• [Exercise task]:
Transcribe the listing below word for word.

• [Collected data entries]:
#####
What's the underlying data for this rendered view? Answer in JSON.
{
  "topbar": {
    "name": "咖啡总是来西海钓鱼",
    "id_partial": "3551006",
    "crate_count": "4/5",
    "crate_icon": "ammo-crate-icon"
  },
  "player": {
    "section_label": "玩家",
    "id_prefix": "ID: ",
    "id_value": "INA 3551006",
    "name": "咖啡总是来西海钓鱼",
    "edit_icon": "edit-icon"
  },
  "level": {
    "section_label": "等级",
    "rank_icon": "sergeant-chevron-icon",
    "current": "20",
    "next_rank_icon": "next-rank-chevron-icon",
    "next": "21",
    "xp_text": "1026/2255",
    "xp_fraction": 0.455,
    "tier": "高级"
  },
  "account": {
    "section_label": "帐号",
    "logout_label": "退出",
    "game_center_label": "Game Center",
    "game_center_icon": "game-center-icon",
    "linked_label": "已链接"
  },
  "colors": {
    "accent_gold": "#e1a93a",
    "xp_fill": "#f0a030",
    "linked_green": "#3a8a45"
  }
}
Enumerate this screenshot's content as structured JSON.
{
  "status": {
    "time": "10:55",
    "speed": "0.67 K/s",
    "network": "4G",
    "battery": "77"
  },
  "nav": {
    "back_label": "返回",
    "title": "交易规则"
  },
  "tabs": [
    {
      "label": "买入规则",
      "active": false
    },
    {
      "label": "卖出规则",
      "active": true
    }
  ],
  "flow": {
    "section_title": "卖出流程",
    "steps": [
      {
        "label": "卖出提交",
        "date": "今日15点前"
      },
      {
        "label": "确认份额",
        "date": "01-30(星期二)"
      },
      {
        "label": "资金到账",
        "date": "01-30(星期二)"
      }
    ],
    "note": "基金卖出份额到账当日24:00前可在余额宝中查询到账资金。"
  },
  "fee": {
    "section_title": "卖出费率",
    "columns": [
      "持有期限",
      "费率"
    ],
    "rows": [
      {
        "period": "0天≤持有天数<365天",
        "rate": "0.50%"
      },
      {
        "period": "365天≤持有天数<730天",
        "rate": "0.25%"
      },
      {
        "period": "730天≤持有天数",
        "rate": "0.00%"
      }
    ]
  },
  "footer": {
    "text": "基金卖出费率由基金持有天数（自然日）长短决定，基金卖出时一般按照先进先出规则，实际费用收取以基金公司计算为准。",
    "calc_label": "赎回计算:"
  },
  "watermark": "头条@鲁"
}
#####
• [Solution]:
What's the underlying data for this rendered view? Answer in JSON.
{
  "topbar": {
    "name": "咖啡总是来西海钓鱼",
    "id_partial": "3551006",
    "crate_count": "4/5",
    "crate_icon": "ammo-crate-icon"
  },
  "player": {
    "section_label": "玩家",
    "id_prefix": "ID: ",
    "id_value": "INA 3551006",
    "name": "咖啡总是来西海钓鱼",
    "edit_icon": "edit-icon"
  },
  "level": {
    "section_label": "等级",
    "rank_icon": "sergeant-chevron-icon",
    "current": "20",
    "next_rank_icon": "next-rank-chevron-icon",
    "next": "21",
    "xp_text": "1026/2255",
    "xp_fraction": 0.455,
    "tier": "高级"
  },
  "account": {
    "section_label": "帐号",
    "logout_label": "退出",
    "game_center_label": "Game Center",
    "game_center_icon": "game-center-icon",
    "linked_label": "已链接"
  },
  "colors": {
    "accent_gold": "#e1a93a",
    "xp_fill": "#f0a030",
    "linked_green": "#3a8a45"
  }
}
Enumerate this screenshot's content as structured JSON.
{
  "status": {
    "time": "10:55",
    "speed": "0.67 K/s",
    "network": "4G",
    "battery": "77"
  },
  "nav": {
    "back_label": "返回",
    "title": "交易规则"
  },
  "tabs": [
    {
      "label": "买入规则",
      "active": false
    },
    {
      "label": "卖出规则",
      "active": true
    }
  ],
  "flow": {
    "section_title": "卖出流程",
    "steps": [
      {
        "label": "卖出提交",
        "date": "今日15点前"
      },
      {
        "label": "确认份额",
        "date": "01-30(星期二)"
      },
      {
        "label": "资金到账",
        "date": "01-30(星期二)"
      }
    ],
    "note": "基金卖出份额到账当日24:00前可在余额宝中查询到账资金。"
  },
  "fee": {
    "section_title": "卖出费率",
    "columns": [
      "持有期限",
      "费率"
    ],
    "rows": [
      {
        "period": "0天≤持有天数<365天",
        "rate": "0.50%"
      },
      {
        "period": "365天≤持有天数<730天",
        "rate": "0.25%"
      },
      {
        "period": "730天≤持有天数",
        "rate": "0.00%"
      }
    ]
  },
  "footer": {
    "text": "基金卖出费率由基金持有天数（自然日）长短决定，基金卖出时一般按照先进先出规则，实际费用收取以基金公司计算为准。",
    "calc_label": "赎回计算:"
  },
  "watermark": "头条@鲁"
}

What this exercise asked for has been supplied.